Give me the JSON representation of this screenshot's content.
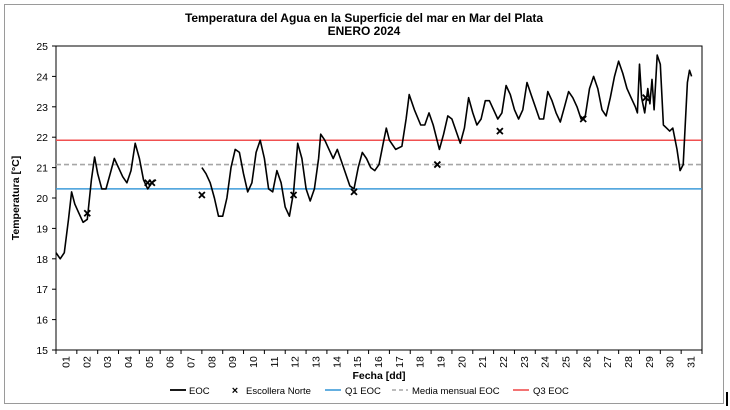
{
  "chart_data": {
    "type": "line",
    "title": "Temperatura del Agua en la Superficie del mar en Mar del Plata",
    "subtitle": "ENERO 2024",
    "xlabel": "Fecha [dd]",
    "ylabel": "Temperatura [°C]",
    "ylim": [
      15,
      25
    ],
    "yticks": [
      "15",
      "16",
      "17",
      "18",
      "19",
      "20",
      "21",
      "22",
      "23",
      "24",
      "25"
    ],
    "xticks": [
      "01",
      "02",
      "03",
      "04",
      "05",
      "06",
      "07",
      "08",
      "09",
      "10",
      "11",
      "12",
      "13",
      "14",
      "15",
      "16",
      "17",
      "18",
      "19",
      "20",
      "21",
      "22",
      "23",
      "24",
      "25",
      "26",
      "27",
      "28",
      "29",
      "30",
      "31"
    ],
    "grid": false,
    "legend_position": "bottom",
    "legend": {
      "eoc": "EOC",
      "escollera": "Escollera Norte",
      "q1": "Q1 EOC",
      "media": "Media mensual EOC",
      "q3": "Q3 EOC"
    },
    "colors": {
      "eoc": "#000000",
      "escollera": "#000000",
      "q1": "#3d9bd9",
      "media": "#a6a6a6",
      "q3": "#f05050"
    },
    "reference_lines": {
      "q1": 20.3,
      "media": 21.1,
      "q3": 21.9
    },
    "series": [
      {
        "name": "EOC",
        "segments": [
          [
            [
              1.0,
              18.2
            ],
            [
              1.2,
              18.0
            ],
            [
              1.4,
              18.2
            ],
            [
              1.6,
              19.3
            ],
            [
              1.75,
              20.2
            ],
            [
              1.9,
              19.8
            ],
            [
              2.1,
              19.5
            ],
            [
              2.3,
              19.2
            ],
            [
              2.5,
              19.3
            ],
            [
              2.7,
              20.6
            ],
            [
              2.85,
              21.35
            ],
            [
              3.0,
              20.8
            ],
            [
              3.2,
              20.3
            ],
            [
              3.4,
              20.3
            ],
            [
              3.6,
              20.8
            ],
            [
              3.8,
              21.3
            ],
            [
              4.0,
              21.0
            ],
            [
              4.2,
              20.7
            ],
            [
              4.4,
              20.5
            ],
            [
              4.6,
              20.9
            ],
            [
              4.8,
              21.8
            ],
            [
              5.0,
              21.3
            ],
            [
              5.2,
              20.6
            ],
            [
              5.4,
              20.3
            ],
            [
              5.6,
              20.5
            ],
            [
              5.8,
              20.6
            ]
          ],
          [
            [
              8.0,
              21.0
            ],
            [
              8.2,
              20.8
            ],
            [
              8.4,
              20.5
            ],
            [
              8.6,
              20.0
            ],
            [
              8.8,
              19.4
            ],
            [
              9.0,
              19.4
            ],
            [
              9.2,
              20.0
            ],
            [
              9.4,
              21.0
            ],
            [
              9.6,
              21.6
            ],
            [
              9.8,
              21.5
            ],
            [
              10.0,
              20.8
            ],
            [
              10.2,
              20.2
            ],
            [
              10.4,
              20.5
            ],
            [
              10.6,
              21.5
            ],
            [
              10.8,
              21.9
            ],
            [
              11.0,
              21.3
            ],
            [
              11.2,
              20.3
            ],
            [
              11.4,
              20.2
            ],
            [
              11.6,
              20.9
            ],
            [
              11.8,
              20.5
            ],
            [
              12.0,
              19.7
            ],
            [
              12.2,
              19.4
            ],
            [
              12.4,
              20.2
            ],
            [
              12.6,
              21.8
            ],
            [
              12.8,
              21.3
            ],
            [
              13.0,
              20.3
            ],
            [
              13.2,
              19.9
            ],
            [
              13.4,
              20.3
            ],
            [
              13.6,
              21.3
            ],
            [
              13.7,
              22.1
            ],
            [
              13.9,
              21.9
            ],
            [
              14.1,
              21.6
            ],
            [
              14.3,
              21.3
            ],
            [
              14.5,
              21.6
            ],
            [
              14.7,
              21.2
            ],
            [
              14.9,
              20.8
            ],
            [
              15.1,
              20.4
            ],
            [
              15.3,
              20.3
            ],
            [
              15.5,
              21.0
            ],
            [
              15.7,
              21.5
            ],
            [
              15.9,
              21.3
            ],
            [
              16.1,
              21.0
            ],
            [
              16.3,
              20.9
            ],
            [
              16.5,
              21.1
            ],
            [
              16.7,
              21.8
            ],
            [
              16.85,
              22.3
            ],
            [
              17.0,
              21.9
            ],
            [
              17.3,
              21.6
            ],
            [
              17.6,
              21.7
            ],
            [
              17.8,
              22.6
            ],
            [
              17.95,
              23.4
            ],
            [
              18.2,
              22.9
            ],
            [
              18.5,
              22.4
            ],
            [
              18.7,
              22.4
            ],
            [
              18.9,
              22.8
            ],
            [
              19.1,
              22.4
            ],
            [
              19.4,
              21.6
            ],
            [
              19.6,
              22.1
            ],
            [
              19.8,
              22.7
            ],
            [
              20.0,
              22.6
            ],
            [
              20.2,
              22.2
            ],
            [
              20.4,
              21.8
            ],
            [
              20.6,
              22.3
            ],
            [
              20.8,
              23.3
            ],
            [
              21.0,
              22.8
            ],
            [
              21.2,
              22.4
            ],
            [
              21.4,
              22.6
            ],
            [
              21.6,
              23.2
            ],
            [
              21.8,
              23.2
            ],
            [
              22.0,
              22.9
            ],
            [
              22.2,
              22.6
            ],
            [
              22.4,
              22.8
            ],
            [
              22.6,
              23.7
            ],
            [
              22.8,
              23.4
            ],
            [
              23.0,
              22.9
            ],
            [
              23.2,
              22.6
            ],
            [
              23.4,
              22.9
            ],
            [
              23.6,
              23.8
            ],
            [
              23.8,
              23.4
            ],
            [
              24.0,
              23.0
            ],
            [
              24.2,
              22.6
            ],
            [
              24.4,
              22.6
            ],
            [
              24.6,
              23.5
            ],
            [
              24.8,
              23.2
            ],
            [
              25.0,
              22.8
            ],
            [
              25.2,
              22.5
            ],
            [
              25.4,
              23.0
            ],
            [
              25.6,
              23.5
            ],
            [
              25.8,
              23.3
            ],
            [
              26.0,
              23.0
            ],
            [
              26.2,
              22.6
            ],
            [
              26.4,
              22.7
            ],
            [
              26.6,
              23.6
            ],
            [
              26.8,
              24.0
            ],
            [
              27.0,
              23.6
            ],
            [
              27.2,
              22.9
            ],
            [
              27.4,
              22.7
            ],
            [
              27.6,
              23.3
            ],
            [
              27.8,
              24.0
            ],
            [
              28.0,
              24.5
            ],
            [
              28.2,
              24.1
            ],
            [
              28.4,
              23.6
            ],
            [
              28.6,
              23.3
            ],
            [
              28.8,
              23.0
            ],
            [
              28.9,
              22.8
            ],
            [
              29.0,
              24.4
            ],
            [
              29.1,
              23.3
            ],
            [
              29.25,
              22.8
            ],
            [
              29.4,
              23.6
            ],
            [
              29.5,
              23.1
            ],
            [
              29.6,
              23.9
            ],
            [
              29.7,
              22.9
            ],
            [
              29.85,
              24.7
            ],
            [
              30.0,
              24.4
            ],
            [
              30.15,
              22.4
            ],
            [
              30.3,
              22.3
            ],
            [
              30.45,
              22.2
            ],
            [
              30.6,
              22.3
            ],
            [
              30.8,
              21.6
            ],
            [
              30.95,
              20.9
            ],
            [
              31.1,
              21.1
            ],
            [
              31.3,
              23.8
            ],
            [
              31.4,
              24.2
            ],
            [
              31.5,
              24.0
            ]
          ]
        ]
      },
      {
        "name": "Escollera Norte",
        "points": [
          [
            2.5,
            19.5
          ],
          [
            5.4,
            20.5
          ],
          [
            5.6,
            20.5
          ],
          [
            8.0,
            20.1
          ],
          [
            12.4,
            20.1
          ],
          [
            15.3,
            20.2
          ],
          [
            19.3,
            21.1
          ],
          [
            22.3,
            22.2
          ],
          [
            26.3,
            22.6
          ],
          [
            29.3,
            23.3
          ]
        ]
      }
    ]
  }
}
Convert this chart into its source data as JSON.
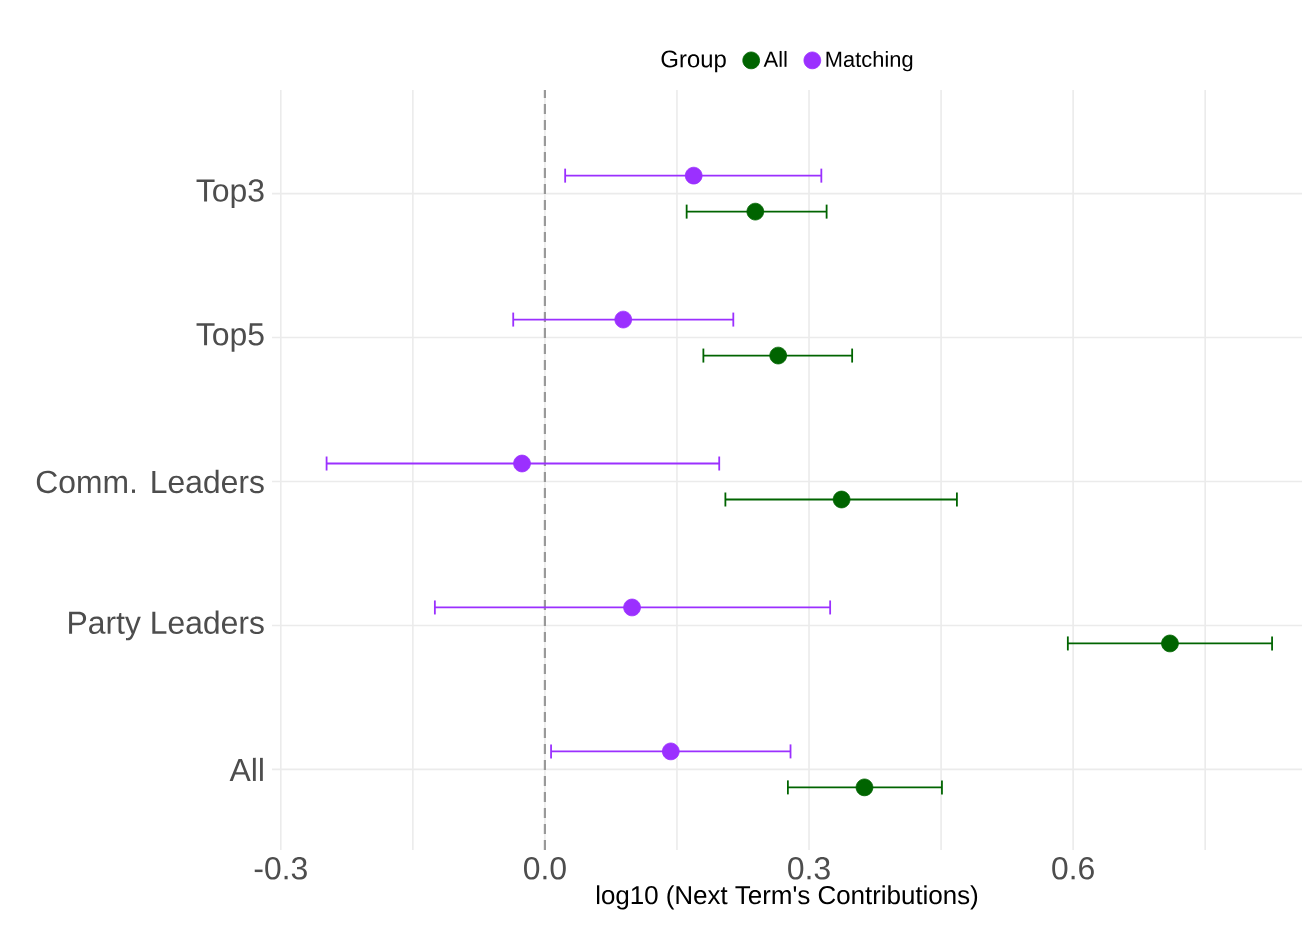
{
  "chart_data": {
    "type": "scatter",
    "orientation": "horizontal",
    "xlabel": "log10 (Next Term's Contributions)",
    "legend_title": "Group",
    "categories": [
      "Top3",
      "Top5",
      "Comm. Leaders",
      "Party Leaders",
      "All"
    ],
    "series": [
      {
        "name": "All",
        "color": "#006400",
        "values": [
          0.239,
          0.265,
          0.337,
          0.71,
          0.363
        ],
        "errors": [
          [
            0.161,
            0.32
          ],
          [
            0.18,
            0.349
          ],
          [
            0.205,
            0.468
          ],
          [
            0.594,
            0.826
          ],
          [
            0.276,
            0.451
          ]
        ]
      },
      {
        "name": "Matching",
        "color": "#9b30ff",
        "values": [
          0.169,
          0.089,
          -0.026,
          0.099,
          0.143
        ],
        "errors": [
          [
            0.023,
            0.314
          ],
          [
            -0.036,
            0.214
          ],
          [
            -0.248,
            0.198
          ],
          [
            -0.125,
            0.324
          ],
          [
            0.007,
            0.279
          ]
        ]
      }
    ],
    "xlim": [
      -0.31,
      0.86
    ],
    "xticks": [
      -0.3,
      {
        "value": -0.15,
        "label": null
      },
      {
        "value": 0,
        "label": "0.0"
      },
      {
        "value": 0.15,
        "label": null
      },
      0.3,
      {
        "value": 0.45,
        "label": null
      },
      0.6,
      {
        "value": 0.75,
        "label": null
      }
    ],
    "ref_lines": [
      {
        "axis": "x",
        "value": 0,
        "color": "#999999",
        "line_style": "dashed"
      }
    ],
    "grid": true,
    "legend": "top",
    "marker": "circle"
  }
}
★ ★ ★ ★
Set task - Copy every line above in which the string "xlabel" shows up.

Full solution -
    "xlabel": "Fecha [dd]",
    "xlabel": "log10 (Next Term's Contributions)",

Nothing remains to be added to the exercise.